* **文本摘录**:
════════

第2182篇：多模型路由决策引擎——根据任务特征动态选择最合适的模型

老张2026/4/30大约 7 分钟

第2182篇：多模型路由决策引擎——根据任务特征动态选择最合适的模型

适读人群：需要在成本和质量之间做平衡的AI系统架构师 | 阅读时长：约17分钟 | 核心价值：构建智能模型路由引擎，让不同复杂度的任务走最适合的模型

去年做成本优化时，我整理了三个月的模型调用账单。

数据让我有点震惊：60%的请求是"回复邮件格式是否正确"、"这个词语对不对"这类低复杂度任务，它们都在调用GPT-4——而这类任务用GPT-4o-mini完全能搞定，成本只有GPT-4的1/40。

另一方面，有些高复杂度的任务（需要深度推理和多步骤分析）走了便宜的小模型，导致输出质量明显下降，用户抱怨变多。

问题不是"用贵模型还是便宜模型"，而是"没有根据任务难度选择合适的模型"。模型路由解决的就是这个问题。

模型路由的核心逻辑

任务特征 → 路由决策 → 模型选择

任务特征维度：
  ├── 复杂度：需要多少步推理？
  ├── 领域：是否需要专业知识？
  ├── 风险：错误的代价有多高？
  ├── 时效性：需要最新信息吗？
  ├── 长度：输入+预期输出有多长？
  └── 格式：是否需要特定格式输出？

模型能力层级：
  强模型（GPT-4 / Claude-3.5）：
    → 复杂推理、代码生成、专业分析
    → 高风险决策支持
    → 成本：高
    
  中等模型（GPT-4o-mini / Claude-3-haiku）：
    → 标准问答、文案生成、数据提取
    → 成本：低
    
  专用模型（Embedding / 分类器）：
    → 向量化、分类、简单过滤
    → 成本：极低
    
  本地模型（LLaMA等）：
    → 简单任务、隐私敏感场景
    → 成本：仅算力

任务复杂度分类器

/**
 * 任务复杂度分类器
 * 
 * 快速判断一个请求的复杂度，决定应该走哪类模型
 */
@Component
@RequiredArgsConstructor
@Slf4j
public class TaskComplexityClassifier {

    private final EmbeddingService embeddingService;
    private final LocalClassificationModel localModel;  // 本地轻量分类器
    
    /**
     * 任务特征提取
     */
    public TaskFeatures extractFeatures(String userQuery, String systemContext) {
        return TaskFeatures.builder()
            .queryLength(userQuery.length())
            .contextLength(systemContext != null ? systemContext.length() : 0)
            .estimatedOutputLength(estimateOutputLength(userQuery))
            .requiresMultiStep(requiresMultiStep(userQuery))
            .requiresCurrentKnowledge(requiresCurrentKnowledge(userQuery))
            .domainType(detectDomain(userQuery))
            .taskType(detectTaskType(userQuery))
            .hasMathOrCode(hasMathOrCode(userQuery))
            .sensitivityLevel(detectSensitivity(userQuery, systemContext))

════════

* **任务列表**:
**1)** 请根据这篇关于模型路由的文章回答以下问题：
(a) 三个月的账单数据中，低复杂度任务占请求的百分之多少？
(b) 文中说 GPT-4o-mini 的成本是 GPT-4 的几分之几？
(c) 本地模型的成本被写作什么？
**2)** 请逐字照录这篇模型路由文章中从“老张2026/4/30大约 7 分钟”到“去年做成本优化时，我整理了三个月的模型调用账单。”的这一段。
**3)** 请续写这篇关于多模型路由决策引擎的文章，从所示的最后一行代码之后接着往下写。

* **源数据**:
════════

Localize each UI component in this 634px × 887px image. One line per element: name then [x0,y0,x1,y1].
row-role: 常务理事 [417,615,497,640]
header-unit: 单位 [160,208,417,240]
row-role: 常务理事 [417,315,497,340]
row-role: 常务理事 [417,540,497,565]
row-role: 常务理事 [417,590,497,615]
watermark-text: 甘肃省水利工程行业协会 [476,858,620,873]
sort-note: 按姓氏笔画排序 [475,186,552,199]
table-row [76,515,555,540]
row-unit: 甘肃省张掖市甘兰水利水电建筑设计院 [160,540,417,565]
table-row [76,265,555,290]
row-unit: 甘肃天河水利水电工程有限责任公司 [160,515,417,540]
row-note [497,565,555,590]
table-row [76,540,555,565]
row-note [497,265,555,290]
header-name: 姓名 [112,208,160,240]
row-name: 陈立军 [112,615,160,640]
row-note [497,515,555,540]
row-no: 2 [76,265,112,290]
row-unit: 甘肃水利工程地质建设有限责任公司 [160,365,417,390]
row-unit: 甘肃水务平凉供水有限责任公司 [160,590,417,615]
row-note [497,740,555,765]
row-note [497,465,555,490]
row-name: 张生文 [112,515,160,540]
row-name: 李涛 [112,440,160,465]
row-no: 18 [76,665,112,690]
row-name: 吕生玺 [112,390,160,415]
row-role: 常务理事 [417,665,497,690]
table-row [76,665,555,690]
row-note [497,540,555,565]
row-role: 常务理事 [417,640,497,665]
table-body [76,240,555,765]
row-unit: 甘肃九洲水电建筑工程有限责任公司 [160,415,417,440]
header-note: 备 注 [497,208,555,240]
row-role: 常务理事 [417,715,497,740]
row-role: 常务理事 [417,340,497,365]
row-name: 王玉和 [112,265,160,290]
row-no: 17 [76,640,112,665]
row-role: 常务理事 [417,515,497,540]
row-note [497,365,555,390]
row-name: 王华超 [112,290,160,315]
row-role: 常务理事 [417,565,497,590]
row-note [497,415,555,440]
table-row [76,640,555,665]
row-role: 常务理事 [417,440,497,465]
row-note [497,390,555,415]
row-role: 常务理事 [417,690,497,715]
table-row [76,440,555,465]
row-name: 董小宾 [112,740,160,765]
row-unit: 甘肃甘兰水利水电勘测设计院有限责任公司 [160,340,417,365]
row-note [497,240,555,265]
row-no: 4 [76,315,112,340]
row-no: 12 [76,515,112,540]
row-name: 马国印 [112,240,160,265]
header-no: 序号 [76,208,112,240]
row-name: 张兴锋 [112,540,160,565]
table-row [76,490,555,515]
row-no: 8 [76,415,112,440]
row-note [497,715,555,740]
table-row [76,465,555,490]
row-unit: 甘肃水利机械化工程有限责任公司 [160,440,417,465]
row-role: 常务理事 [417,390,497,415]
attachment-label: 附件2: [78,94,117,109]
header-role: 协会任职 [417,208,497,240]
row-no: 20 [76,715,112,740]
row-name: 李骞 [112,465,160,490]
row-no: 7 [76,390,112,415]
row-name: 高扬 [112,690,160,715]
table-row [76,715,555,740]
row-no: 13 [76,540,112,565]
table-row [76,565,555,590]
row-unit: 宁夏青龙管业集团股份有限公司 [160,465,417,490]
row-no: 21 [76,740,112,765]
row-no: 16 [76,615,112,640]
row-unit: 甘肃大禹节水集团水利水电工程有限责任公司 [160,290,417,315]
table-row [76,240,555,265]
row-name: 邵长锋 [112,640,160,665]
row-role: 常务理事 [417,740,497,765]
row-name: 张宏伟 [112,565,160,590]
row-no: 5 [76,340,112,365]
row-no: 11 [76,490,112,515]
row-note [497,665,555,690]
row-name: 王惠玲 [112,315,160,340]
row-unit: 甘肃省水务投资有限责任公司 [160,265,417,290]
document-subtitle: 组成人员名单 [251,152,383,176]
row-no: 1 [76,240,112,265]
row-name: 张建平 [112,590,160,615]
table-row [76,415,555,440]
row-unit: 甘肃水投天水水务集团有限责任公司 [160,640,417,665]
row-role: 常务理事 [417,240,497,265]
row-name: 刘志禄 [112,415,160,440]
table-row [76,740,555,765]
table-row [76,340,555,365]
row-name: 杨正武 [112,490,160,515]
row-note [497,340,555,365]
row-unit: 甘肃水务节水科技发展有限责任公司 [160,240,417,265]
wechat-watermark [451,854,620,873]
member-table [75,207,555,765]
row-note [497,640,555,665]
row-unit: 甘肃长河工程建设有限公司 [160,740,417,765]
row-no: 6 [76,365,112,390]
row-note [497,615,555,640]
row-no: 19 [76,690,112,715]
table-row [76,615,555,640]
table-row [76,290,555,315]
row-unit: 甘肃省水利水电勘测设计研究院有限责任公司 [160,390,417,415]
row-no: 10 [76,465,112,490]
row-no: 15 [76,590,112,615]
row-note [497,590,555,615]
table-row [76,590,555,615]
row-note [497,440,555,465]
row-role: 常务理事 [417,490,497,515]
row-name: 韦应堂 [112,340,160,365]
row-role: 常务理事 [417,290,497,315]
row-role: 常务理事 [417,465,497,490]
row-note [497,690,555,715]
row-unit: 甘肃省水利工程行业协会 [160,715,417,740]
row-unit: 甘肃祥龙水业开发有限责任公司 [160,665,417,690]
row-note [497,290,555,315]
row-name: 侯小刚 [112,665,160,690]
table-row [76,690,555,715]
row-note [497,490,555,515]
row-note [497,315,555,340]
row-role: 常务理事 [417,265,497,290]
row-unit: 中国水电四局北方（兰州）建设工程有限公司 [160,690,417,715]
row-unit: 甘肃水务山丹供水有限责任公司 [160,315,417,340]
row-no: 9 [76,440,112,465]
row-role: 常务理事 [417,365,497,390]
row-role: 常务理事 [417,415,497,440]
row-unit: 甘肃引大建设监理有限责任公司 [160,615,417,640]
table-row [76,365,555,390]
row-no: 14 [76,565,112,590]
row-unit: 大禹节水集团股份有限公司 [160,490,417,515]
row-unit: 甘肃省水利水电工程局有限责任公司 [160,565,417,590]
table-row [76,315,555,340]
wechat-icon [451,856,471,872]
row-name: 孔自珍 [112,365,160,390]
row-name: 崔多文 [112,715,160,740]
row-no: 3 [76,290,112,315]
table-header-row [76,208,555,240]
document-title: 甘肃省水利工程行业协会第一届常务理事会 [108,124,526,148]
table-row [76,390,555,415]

════════

* **各题答案**:
**1)**
(a) 60%
(b) 1/40
(c) 仅算力

**2)**
老张2026/4/30大约 7 分钟

第2182篇：多模型路由决策引擎——根据任务特征动态选择最合适的模型

适读人群：需要在成本和质量之间做平衡的AI系统架构师 | 阅读时长：约17分钟 | 核心价值：构建智能模型路由引擎，让不同复杂度的任务走最适合的模型

去年做成本优化时，我整理了三个月的模型调用账单。

**3)**
            .build();
    }

    /**
     * 基于特征判断复杂度等级
     */
    public ComplexityLevel classify(TaskFeatures features) {
        int complexityScore = 0;
        
        // 多步骤推理 → 高复杂度
        if (features.isRequiresMultiStep()) complexityScore += 30;
        
        // 涉及代码或数学 → 较高复杂度
        if (features.isHasMathOrCode()) complexityScore += 25;
        
        // 专业领域（医疗/法律/金融）→ 较高复杂度
        if (features.getDomainType() == DomainType.PROFESSIONAL) complexityScore += 20;
        
        // 长输出要求 → 中等复杂度
        if (features.getEstimatedOutputLength() > 500) complexityScore += 15;
        
        // 创意任务 → 中等复杂度
        if (features.getTaskType() == TaskType.CREATIVE) complexityScore += 10;
        
        // 简单QA → 低复杂度
        if (features.getTaskType() == TaskType.SIMPLE_QA) complexityScore -= 10;
        
        // 格式转换 → 低复杂度
        if (features.getTaskType() == TaskType.FORMAT_CONVERSION) complexityScore -= 20;
        
        log.debug("复杂度评分: {}, 特征: {}", complexityScore, features);
        
        if (complexityScore >= 50) return ComplexityLevel.HIGH;
        if (complexityScore >= 20) return ComplexityLevel.MEDIUM;
        return ComplexityLevel.LOW;
    }

    /**
     * 判断是否需要多步骤推理
     * 使用简单规则避免调用LLM（节省成本）
     */
    private boolean requiresMultiStep(String query) {
        // 关键词信号
        List<String> multiStepIndicators = List.of(
            "分析", "比较", "如何实现", "步骤", "方案", "设计",
            "评估", "推断", "解释为什么", "有什么原因"
        );
        
        // 问题结构信号（包含多个问号或多个子问题）
        long questionCount = query.chars()
            .filter(c -> c == '？' || c == '?').count();
        
        boolean hasMultiStepKeyword = multiStepIndicators.stream()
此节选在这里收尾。